"""

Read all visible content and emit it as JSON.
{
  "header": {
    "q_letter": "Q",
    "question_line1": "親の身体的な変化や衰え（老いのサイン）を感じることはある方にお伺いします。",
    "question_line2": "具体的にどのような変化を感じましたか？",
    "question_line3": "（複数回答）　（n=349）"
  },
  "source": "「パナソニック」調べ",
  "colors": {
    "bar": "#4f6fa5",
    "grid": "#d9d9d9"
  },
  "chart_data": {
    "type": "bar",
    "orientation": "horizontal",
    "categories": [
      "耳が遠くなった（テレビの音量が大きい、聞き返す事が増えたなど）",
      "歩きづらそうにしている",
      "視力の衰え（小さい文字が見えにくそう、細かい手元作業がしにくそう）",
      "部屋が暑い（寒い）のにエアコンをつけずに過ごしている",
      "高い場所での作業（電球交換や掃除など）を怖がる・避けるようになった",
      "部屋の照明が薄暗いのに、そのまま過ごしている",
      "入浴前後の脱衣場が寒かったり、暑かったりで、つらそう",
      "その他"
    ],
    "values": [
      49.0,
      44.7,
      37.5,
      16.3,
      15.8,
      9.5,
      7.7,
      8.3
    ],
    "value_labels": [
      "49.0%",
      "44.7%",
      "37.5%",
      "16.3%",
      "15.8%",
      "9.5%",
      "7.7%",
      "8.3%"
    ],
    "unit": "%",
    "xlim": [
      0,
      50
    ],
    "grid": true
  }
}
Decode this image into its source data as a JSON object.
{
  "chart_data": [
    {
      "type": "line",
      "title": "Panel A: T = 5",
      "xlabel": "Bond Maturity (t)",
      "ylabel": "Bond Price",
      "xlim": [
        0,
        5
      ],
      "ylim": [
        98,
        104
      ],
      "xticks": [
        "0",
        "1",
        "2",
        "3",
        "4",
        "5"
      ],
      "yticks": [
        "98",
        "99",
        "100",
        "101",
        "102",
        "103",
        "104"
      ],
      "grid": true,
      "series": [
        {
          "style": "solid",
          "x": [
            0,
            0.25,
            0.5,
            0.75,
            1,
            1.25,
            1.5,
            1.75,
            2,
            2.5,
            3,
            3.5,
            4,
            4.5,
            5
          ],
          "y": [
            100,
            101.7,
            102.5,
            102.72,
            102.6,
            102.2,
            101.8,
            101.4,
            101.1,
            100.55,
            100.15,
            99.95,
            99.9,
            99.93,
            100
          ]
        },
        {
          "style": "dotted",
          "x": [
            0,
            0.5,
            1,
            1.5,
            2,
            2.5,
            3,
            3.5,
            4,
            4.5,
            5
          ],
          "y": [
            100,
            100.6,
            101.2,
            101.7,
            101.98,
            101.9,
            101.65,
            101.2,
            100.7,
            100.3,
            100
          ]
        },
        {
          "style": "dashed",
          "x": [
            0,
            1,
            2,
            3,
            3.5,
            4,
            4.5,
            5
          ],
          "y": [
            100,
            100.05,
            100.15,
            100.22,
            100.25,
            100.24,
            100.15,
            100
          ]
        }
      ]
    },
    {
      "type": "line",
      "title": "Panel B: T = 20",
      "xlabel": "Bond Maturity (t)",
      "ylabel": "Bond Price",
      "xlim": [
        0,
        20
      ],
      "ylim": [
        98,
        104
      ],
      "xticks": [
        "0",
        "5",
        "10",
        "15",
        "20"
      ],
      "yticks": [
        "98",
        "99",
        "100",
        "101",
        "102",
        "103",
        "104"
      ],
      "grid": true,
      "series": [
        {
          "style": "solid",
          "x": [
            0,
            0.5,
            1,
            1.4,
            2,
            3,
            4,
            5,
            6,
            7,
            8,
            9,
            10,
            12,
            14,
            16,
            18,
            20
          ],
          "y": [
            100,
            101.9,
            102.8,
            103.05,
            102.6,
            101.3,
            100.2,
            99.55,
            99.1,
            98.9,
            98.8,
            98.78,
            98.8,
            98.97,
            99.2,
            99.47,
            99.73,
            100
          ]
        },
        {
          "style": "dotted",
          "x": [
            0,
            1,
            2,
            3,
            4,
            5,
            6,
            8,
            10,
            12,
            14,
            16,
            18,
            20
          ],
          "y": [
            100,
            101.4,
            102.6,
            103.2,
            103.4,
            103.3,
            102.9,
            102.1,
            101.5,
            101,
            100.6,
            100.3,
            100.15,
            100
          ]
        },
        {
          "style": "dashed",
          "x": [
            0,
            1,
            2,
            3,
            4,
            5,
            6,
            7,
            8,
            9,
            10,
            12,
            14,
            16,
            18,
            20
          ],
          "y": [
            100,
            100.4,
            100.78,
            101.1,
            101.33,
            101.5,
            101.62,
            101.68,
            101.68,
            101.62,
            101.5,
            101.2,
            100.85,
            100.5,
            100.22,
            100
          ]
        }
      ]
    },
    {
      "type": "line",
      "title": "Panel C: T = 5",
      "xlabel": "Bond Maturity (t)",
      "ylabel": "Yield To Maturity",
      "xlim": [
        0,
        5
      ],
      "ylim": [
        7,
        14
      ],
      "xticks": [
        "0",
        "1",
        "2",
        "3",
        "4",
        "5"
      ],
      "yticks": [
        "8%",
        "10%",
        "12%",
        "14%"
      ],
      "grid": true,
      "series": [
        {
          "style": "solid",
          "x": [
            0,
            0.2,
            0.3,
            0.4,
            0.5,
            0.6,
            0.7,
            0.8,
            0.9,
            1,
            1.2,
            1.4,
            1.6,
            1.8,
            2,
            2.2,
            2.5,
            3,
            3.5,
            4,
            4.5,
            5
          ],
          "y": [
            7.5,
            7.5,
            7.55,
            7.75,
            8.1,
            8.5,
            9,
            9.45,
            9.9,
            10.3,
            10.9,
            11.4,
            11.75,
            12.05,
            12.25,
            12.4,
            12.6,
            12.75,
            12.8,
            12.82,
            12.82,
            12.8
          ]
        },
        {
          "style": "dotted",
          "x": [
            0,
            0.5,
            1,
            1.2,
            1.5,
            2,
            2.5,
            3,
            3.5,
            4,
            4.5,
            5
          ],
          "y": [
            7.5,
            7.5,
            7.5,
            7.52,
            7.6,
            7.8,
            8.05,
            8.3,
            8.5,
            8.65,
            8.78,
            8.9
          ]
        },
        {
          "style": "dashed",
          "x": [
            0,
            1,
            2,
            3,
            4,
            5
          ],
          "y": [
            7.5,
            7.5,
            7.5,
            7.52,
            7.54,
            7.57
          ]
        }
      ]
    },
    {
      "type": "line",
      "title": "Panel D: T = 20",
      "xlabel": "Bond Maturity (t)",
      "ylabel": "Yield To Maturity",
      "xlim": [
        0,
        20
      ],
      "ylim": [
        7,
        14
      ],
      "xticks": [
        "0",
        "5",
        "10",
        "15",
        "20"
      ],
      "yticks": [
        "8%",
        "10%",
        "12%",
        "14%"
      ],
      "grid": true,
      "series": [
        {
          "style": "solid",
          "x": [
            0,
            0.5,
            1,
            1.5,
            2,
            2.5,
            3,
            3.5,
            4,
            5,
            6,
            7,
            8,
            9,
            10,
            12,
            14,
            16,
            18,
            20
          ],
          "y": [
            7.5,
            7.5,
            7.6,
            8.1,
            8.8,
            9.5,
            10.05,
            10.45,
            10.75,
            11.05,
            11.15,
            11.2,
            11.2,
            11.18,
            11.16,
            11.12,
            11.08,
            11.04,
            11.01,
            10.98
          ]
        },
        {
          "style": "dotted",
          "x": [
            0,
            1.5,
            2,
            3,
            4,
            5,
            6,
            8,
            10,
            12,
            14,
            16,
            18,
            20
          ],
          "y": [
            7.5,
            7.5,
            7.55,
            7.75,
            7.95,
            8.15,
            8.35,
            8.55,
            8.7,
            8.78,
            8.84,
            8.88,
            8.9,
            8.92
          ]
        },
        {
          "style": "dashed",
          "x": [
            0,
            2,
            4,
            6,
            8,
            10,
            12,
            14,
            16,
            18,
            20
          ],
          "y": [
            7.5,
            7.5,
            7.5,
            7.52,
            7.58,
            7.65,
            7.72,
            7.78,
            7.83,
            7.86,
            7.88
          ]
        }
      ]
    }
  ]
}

"""

REQUEST => The word "title" may appear on some lines of these records; state how many such lines there are, and nothing else.

SOLUTION TO THIS EXERCISE => 4